PASSAGE SHOWN:
::::
A robocall that circulated in New Hampshire using an AI-generated voice of President Joe Biden encouraged voters there not to turn out for the Democratic primary, one of the first major instances of a deepfake in this year’s US elections.

When Lyu’s team ran a short clip of the robocall through five algorithms on the DeepFake-o-meter, only one of the detectors came back at more than 50% likelihood of AI – that one said it had a 100% likelihood. The other four ranged from 0.2% to 46.8% likelihood. A longer version of the call generated three of the five detectors to come in at more than 90% likelihood.

This tracks with our experience creating audio deepfakes: they’re harder to pick out because you’re relying solely on your hearing, and easier to generate because there are tons of examples of public figures’ voices for AI to use to make a person’s voice say whatever they want.

But there are some clues in the robocall, and in audio deepfakes in general, to look out for.

AI-generated audio often has a flatter overall tone and is less conversational than how we typically talk, Lyu said. You don’t hear much emotion. There may not be proper breathing sounds, like taking a breath before speaking.

Pay attention to the background noises, too. Sometimes there are no background noises when there should be. Or, in the case of the robocall, there’s a lot of noise mixed into the background almost to give an air of realness that actually sounds unnatural.

Photos

With photos, it helps to zoom in and examine closely for any “inconsistencies with the physical world or human pathology”, like buildings with crooked lines or hands with six fingers, Lyu said. Little details like hair, mouths and shadows can hold clues to whether something is real.

Hands were once a clearer tell for AI-generated images because they would more frequently end up with extra appendages, though the technology has improved and that’s becoming less common, Lyu said.

We sent the photos of Trump with Black voters that a BBC investigation found had been AI-generated through the DeepFake-o-meter. Five of the seven image-deepfake detectors came back with a 0% likelihood the fake image was fake, while one clocked in at 51%. The remaining detector said no face had been detected.

An AI-generated image purporting to show Trump with Black voters. Photograph: @Trump_History45
A second AI-generated image purporting to show Trump with Black voters. Illustration: AI-generated image

Lyu’s team noted unnatural areas around Trump’s neck and chin, people’s teeth looking off and webbing around some fingers.

Beyond these visual oddities, AI-generated images just look too glossy in many cases.

“It’s very hard to put into quantitative terms, but there is this overall view and look that the image looks too plastic or like a painting,” Lyu said.
::::
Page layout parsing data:
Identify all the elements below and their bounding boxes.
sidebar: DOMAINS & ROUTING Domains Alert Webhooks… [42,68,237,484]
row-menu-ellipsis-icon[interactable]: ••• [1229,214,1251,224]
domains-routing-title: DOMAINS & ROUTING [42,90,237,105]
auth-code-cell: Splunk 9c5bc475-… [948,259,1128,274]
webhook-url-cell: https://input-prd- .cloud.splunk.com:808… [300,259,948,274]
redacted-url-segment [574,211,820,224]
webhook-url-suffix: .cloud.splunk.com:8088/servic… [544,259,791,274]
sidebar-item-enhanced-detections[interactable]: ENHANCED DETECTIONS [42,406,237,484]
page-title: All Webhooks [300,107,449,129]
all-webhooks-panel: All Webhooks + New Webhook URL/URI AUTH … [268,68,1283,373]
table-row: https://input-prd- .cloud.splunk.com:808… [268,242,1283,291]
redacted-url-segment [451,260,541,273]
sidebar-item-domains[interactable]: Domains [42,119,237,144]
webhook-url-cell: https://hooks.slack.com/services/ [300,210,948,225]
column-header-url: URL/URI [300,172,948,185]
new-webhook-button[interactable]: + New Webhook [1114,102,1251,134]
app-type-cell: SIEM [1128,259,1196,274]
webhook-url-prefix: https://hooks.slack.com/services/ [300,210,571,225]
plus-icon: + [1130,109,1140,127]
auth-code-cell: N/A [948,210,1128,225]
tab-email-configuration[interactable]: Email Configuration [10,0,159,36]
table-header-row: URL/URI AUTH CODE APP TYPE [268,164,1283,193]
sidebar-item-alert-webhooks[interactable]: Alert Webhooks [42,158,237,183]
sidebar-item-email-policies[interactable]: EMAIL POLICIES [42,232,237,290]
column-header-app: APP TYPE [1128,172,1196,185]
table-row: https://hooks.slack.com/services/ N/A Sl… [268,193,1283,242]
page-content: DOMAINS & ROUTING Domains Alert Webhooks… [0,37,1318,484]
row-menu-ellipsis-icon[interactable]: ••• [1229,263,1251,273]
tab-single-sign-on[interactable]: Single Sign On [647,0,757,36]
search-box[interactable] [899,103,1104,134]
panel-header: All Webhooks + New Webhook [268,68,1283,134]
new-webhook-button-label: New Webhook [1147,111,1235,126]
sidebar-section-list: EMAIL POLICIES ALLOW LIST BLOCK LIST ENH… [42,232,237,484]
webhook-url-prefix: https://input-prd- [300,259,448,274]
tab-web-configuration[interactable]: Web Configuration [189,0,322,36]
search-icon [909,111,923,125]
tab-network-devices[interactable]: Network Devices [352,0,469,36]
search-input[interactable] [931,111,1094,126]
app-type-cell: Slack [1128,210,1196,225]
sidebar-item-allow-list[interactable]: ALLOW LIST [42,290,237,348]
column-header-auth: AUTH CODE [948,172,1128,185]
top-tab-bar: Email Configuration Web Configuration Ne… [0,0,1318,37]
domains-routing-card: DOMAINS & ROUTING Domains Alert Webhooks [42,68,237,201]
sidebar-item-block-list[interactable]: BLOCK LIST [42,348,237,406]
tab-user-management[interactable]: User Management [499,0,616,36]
::::
TASK TO CARRY OUT:
Can you repeat, word for word, the part of the deepfake passage that opens with the words containing "A robocall that" and closes with "whatever they want."?

RESPONSE AREA:
A robocall that circulated in New Hampshire using an AI-generated voice of President Joe Biden encouraged voters there not to turn out for the Democratic primary, one of the first major instances of a deepfake in this year’s US elections.

When Lyu’s team ran a short clip of the robocall through five algorithms on the DeepFake-o-meter, only one of the detectors came back at more than 50% likelihood of AI – that one said it had a 100% likelihood. The other four ranged from 0.2% to 46.8% likelihood. A longer version of the call generated three of the five detectors to come in at more than 90% likelihood.

This tracks with our experience creating audio deepfakes: they’re harder to pick out because you’re relying solely on your hearing, and easier to generate because there are tons of examples of public figures’ voices for AI to use to make a person’s voice say whatever they want.